The problem:
Find every line of the listing below where "Figure" appears, and copy it.

== Listed entries

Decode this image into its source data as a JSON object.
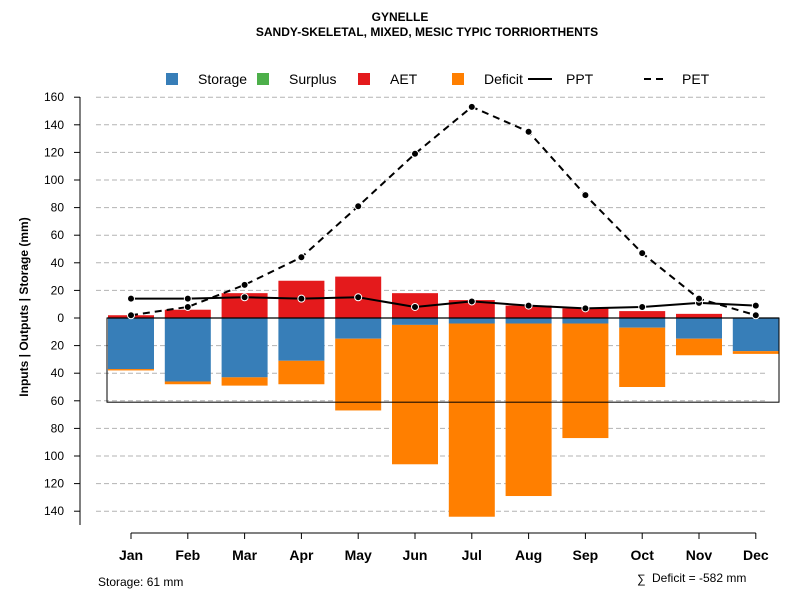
{
  "chart_data": {
    "type": "bar",
    "title": "GYNELLE",
    "subtitle": "SANDY-SKELETAL, MIXED, MESIC TYPIC TORRIORTHENTS",
    "ylabel": "Inputs | Outputs | Storage    (mm)",
    "ylim": [
      -150,
      160
    ],
    "yticks": [
      -140,
      -120,
      -100,
      -80,
      -60,
      -40,
      -20,
      0,
      20,
      40,
      60,
      80,
      100,
      120,
      140,
      160
    ],
    "ytick_labels": [
      "140",
      "120",
      "100",
      "80",
      "60",
      "40",
      "20",
      "0",
      "20",
      "40",
      "60",
      "80",
      "100",
      "120",
      "140",
      "160"
    ],
    "grid": true,
    "categories": [
      "Jan",
      "Feb",
      "Mar",
      "Apr",
      "May",
      "Jun",
      "Jul",
      "Aug",
      "Sep",
      "Oct",
      "Nov",
      "Dec"
    ],
    "legend": {
      "position": "top",
      "items": [
        {
          "label": "Storage",
          "kind": "box",
          "color": "#377EB8"
        },
        {
          "label": "Surplus",
          "kind": "box",
          "color": "#4DAF4A"
        },
        {
          "label": "AET",
          "kind": "box",
          "color": "#E41A1C"
        },
        {
          "label": "Deficit",
          "kind": "box",
          "color": "#FF7F00"
        },
        {
          "label": "PPT",
          "kind": "solid",
          "color": "#000000"
        },
        {
          "label": "PET",
          "kind": "dashed",
          "color": "#000000"
        }
      ]
    },
    "series": [
      {
        "name": "AET",
        "color": "#E41A1C",
        "values": [
          2,
          6,
          18,
          27,
          30,
          18,
          13,
          9,
          7,
          5,
          3,
          0
        ]
      },
      {
        "name": "Surplus",
        "color": "#4DAF4A",
        "values": [
          0,
          0,
          0,
          0,
          0,
          0,
          0,
          0,
          0,
          0,
          0,
          0
        ]
      },
      {
        "name": "Storage",
        "color": "#377EB8",
        "values": [
          37,
          46,
          43,
          31,
          15,
          5,
          4,
          4,
          4,
          7,
          15,
          24
        ]
      },
      {
        "name": "Deficit",
        "color": "#FF7F00",
        "values": [
          1,
          2,
          6,
          17,
          52,
          101,
          140,
          125,
          83,
          43,
          12,
          2
        ]
      },
      {
        "name": "PPT",
        "color": "#000000",
        "values": [
          14,
          14,
          15,
          14,
          15,
          8,
          12,
          9,
          7,
          8,
          11,
          9
        ]
      },
      {
        "name": "PET",
        "color": "#000000",
        "values": [
          2,
          8,
          24,
          44,
          81,
          119,
          153,
          135,
          89,
          47,
          14,
          2
        ]
      }
    ],
    "storage_capacity": 61,
    "footer_left": "Storage: 61 mm",
    "footer_right_symbol": "∑",
    "footer_right": "Deficit = -582 mm"
  }
}
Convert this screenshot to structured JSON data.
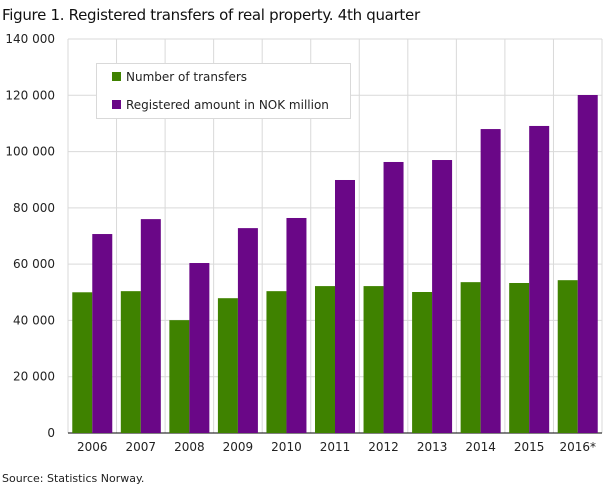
{
  "title": "Figure 1. Registered transfers of real property. 4th quarter",
  "source": "Source: Statistics Norway.",
  "chart_data": {
    "type": "bar",
    "title": "Figure 1. Registered transfers of real property. 4th quarter",
    "xlabel": "",
    "ylabel": "",
    "categories": [
      "2006",
      "2007",
      "2008",
      "2009",
      "2010",
      "2011",
      "2012",
      "2013",
      "2014",
      "2015",
      "2016*"
    ],
    "series": [
      {
        "name": "Number of transfers",
        "color": "#3f8200",
        "values": [
          50000,
          50400,
          40100,
          47900,
          50400,
          52200,
          52200,
          50100,
          53600,
          53300,
          54300
        ]
      },
      {
        "name": "Registered amount in NOK million",
        "color": "#6a0787",
        "values": [
          70700,
          76000,
          60400,
          72800,
          76400,
          89900,
          96300,
          97000,
          108000,
          109100,
          120100
        ]
      }
    ],
    "ylim": [
      0,
      140000
    ],
    "yticks": [
      0,
      20000,
      40000,
      60000,
      80000,
      100000,
      120000,
      140000
    ],
    "ytick_labels": [
      "0",
      "20 000",
      "40 000",
      "60 000",
      "80 000",
      "100 000",
      "120 000",
      "140 000"
    ],
    "grid": true,
    "legend": "top-left"
  }
}
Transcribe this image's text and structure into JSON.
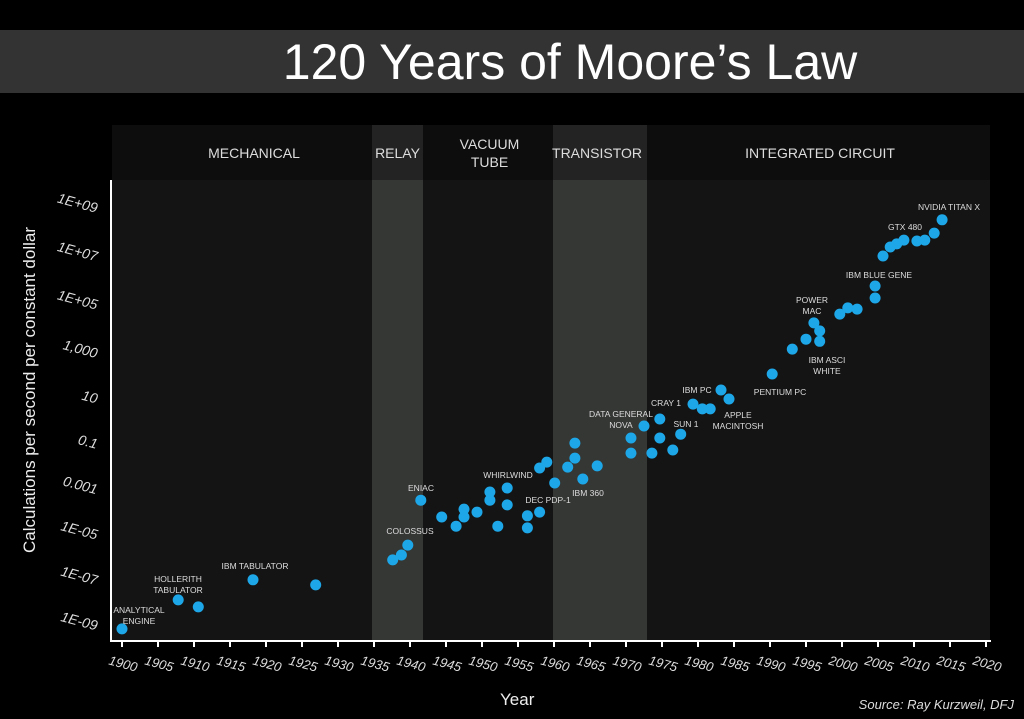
{
  "title": "120 Years of Moore’s Law",
  "source": "Source: Ray Kurzweil, DFJ",
  "chart_data": {
    "type": "scatter",
    "title": "120 Years of Moore’s Law",
    "xlabel": "Year",
    "ylabel": "Calculations per second per constant dollar",
    "xlim": [
      1898,
      2020
    ],
    "ylim": [
      1e-09,
      1000000000.0
    ],
    "y_scale": "log",
    "grid": false,
    "x_ticks": [
      "1900",
      "1905",
      "1910",
      "1915",
      "1920",
      "1925",
      "1930",
      "1935",
      "1940",
      "1945",
      "1950",
      "1955",
      "1960",
      "1965",
      "1970",
      "1975",
      "1980",
      "1985",
      "1990",
      "1995",
      "2000",
      "2005",
      "2010",
      "2015",
      "2020"
    ],
    "y_ticks": [
      "1E-09",
      "1E-07",
      "1E-05",
      "0.001",
      "0.1",
      "10",
      "1,000",
      "1E+05",
      "1E+07",
      "1E+09"
    ],
    "eras": [
      {
        "label": "MECHANICAL",
        "from": 1898,
        "to": 1935
      },
      {
        "label": "RELAY",
        "from": 1935,
        "to": 1942
      },
      {
        "label": "VACUUM TUBE",
        "from": 1942,
        "to": 1960
      },
      {
        "label": "TRANSISTOR",
        "from": 1960,
        "to": 1973
      },
      {
        "label": "INTEGRATED CIRCUIT",
        "from": 1973,
        "to": 2020
      }
    ],
    "point_color": "#1ea7e8",
    "points": [
      [
        1900,
        4.5e-10
      ],
      [
        1907.8,
        8.5e-09
      ],
      [
        1910.6,
        4.2e-09
      ],
      [
        1918.2,
        6.5e-08
      ],
      [
        1926.9,
        3.9e-08
      ],
      [
        1937.6,
        4.9e-07
      ],
      [
        1938.8,
        8.1e-07
      ],
      [
        1939.7,
        2.2e-06
      ],
      [
        1941.5,
        0.00021
      ],
      [
        1944.4,
        3.8e-05
      ],
      [
        1946.4,
        1.5e-05
      ],
      [
        1947.5,
        3.8e-05
      ],
      [
        1947.5,
        8.5e-05
      ],
      [
        1949.3,
        6.3e-05
      ],
      [
        1951.1,
        0.00021
      ],
      [
        1951.1,
        0.00048
      ],
      [
        1952.2,
        1.5e-05
      ],
      [
        1953.5,
        0.00013
      ],
      [
        1953.5,
        0.00072
      ],
      [
        1956.3,
        4.3e-05
      ],
      [
        1956.3,
        1.26e-05
      ],
      [
        1958,
        6.3e-05
      ],
      [
        1958,
        0.0055
      ],
      [
        1959,
        0.01
      ],
      [
        1960.1,
        0.0012
      ],
      [
        1961.9,
        0.006
      ],
      [
        1962.9,
        0.015
      ],
      [
        1962.9,
        0.069
      ],
      [
        1964,
        0.0018
      ],
      [
        1966,
        0.0068
      ],
      [
        1970.7,
        0.115
      ],
      [
        1970.7,
        0.025
      ],
      [
        1972.5,
        0.39
      ],
      [
        1973.6,
        0.025
      ],
      [
        1974.7,
        0.79
      ],
      [
        1974.7,
        0.115
      ],
      [
        1976.5,
        0.034
      ],
      [
        1977.6,
        0.17
      ],
      [
        1979.3,
        3.6
      ],
      [
        1980.6,
        2.2
      ],
      [
        1981.7,
        2.2
      ],
      [
        1983.2,
        15
      ],
      [
        1984.3,
        6
      ],
      [
        1990.3,
        76
      ],
      [
        1993.1,
        950
      ],
      [
        1995,
        2600
      ],
      [
        1996.1,
        13500
      ],
      [
        1996.9,
        6000
      ],
      [
        1996.9,
        2100
      ],
      [
        1999.7,
        33000
      ],
      [
        2000.8,
        62000
      ],
      [
        2002.1,
        55000
      ],
      [
        2004.6,
        170000
      ],
      [
        2004.6,
        575000
      ],
      [
        2005.7,
        12000000.0
      ],
      [
        2006.7,
        30000000.0
      ],
      [
        2007.6,
        41000000.0
      ],
      [
        2008.6,
        60000000.0
      ],
      [
        2010.4,
        55000000.0
      ],
      [
        2011.5,
        60000000.0
      ],
      [
        2012.8,
        123000000.0
      ],
      [
        2013.9,
        470000000.0
      ]
    ],
    "annotations": [
      "ANALYTICAL\nENGINE",
      "HOLLERITH\nTABULATOR",
      "IBM TABULATOR",
      "COLOSSUS",
      "ENIAC",
      "WHIRLWIND",
      "DEC PDP-1",
      "IBM 360",
      "DATA GENERAL\nNOVA",
      "CRAY 1",
      "SUN 1",
      "IBM PC",
      "APPLE\nMACINTOSH",
      "PENTIUM PC",
      "POWER\nMAC",
      "IBM ASCI\nWHITE",
      "IBM BLUE GENE",
      "GTX 480",
      "NVIDIA TITAN X"
    ]
  }
}
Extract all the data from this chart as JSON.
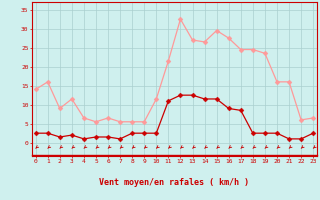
{
  "hours": [
    0,
    1,
    2,
    3,
    4,
    5,
    6,
    7,
    8,
    9,
    10,
    11,
    12,
    13,
    14,
    15,
    16,
    17,
    18,
    19,
    20,
    21,
    22,
    23
  ],
  "wind_avg": [
    2.5,
    2.5,
    1.5,
    2.0,
    1.0,
    1.5,
    1.5,
    1.0,
    2.5,
    2.5,
    2.5,
    11.0,
    12.5,
    12.5,
    11.5,
    11.5,
    9.0,
    8.5,
    2.5,
    2.5,
    2.5,
    1.0,
    1.0,
    2.5
  ],
  "wind_gust": [
    14.0,
    16.0,
    9.0,
    11.5,
    6.5,
    5.5,
    6.5,
    5.5,
    5.5,
    5.5,
    11.5,
    21.5,
    32.5,
    27.0,
    26.5,
    29.5,
    27.5,
    24.5,
    24.5,
    23.5,
    16.0,
    16.0,
    6.0,
    6.5
  ],
  "avg_color": "#cc0000",
  "gust_color": "#ff9999",
  "bg_color": "#cff0ee",
  "grid_color": "#aacfcf",
  "xlabel": "Vent moyen/en rafales ( km/h )",
  "yticks": [
    0,
    5,
    10,
    15,
    20,
    25,
    30,
    35
  ],
  "xticks": [
    0,
    1,
    2,
    3,
    4,
    5,
    6,
    7,
    8,
    9,
    10,
    11,
    12,
    13,
    14,
    15,
    16,
    17,
    18,
    19,
    20,
    21,
    22,
    23
  ],
  "ylim": [
    -3.5,
    37
  ],
  "tick_color": "#cc0000",
  "marker_size": 2.5
}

====

The completed task:
  "title": "Figure 1. Registered transfers of real property. 4th quarter",
    "title": "Figure 1. Registered transfers of real property. 4th quarter",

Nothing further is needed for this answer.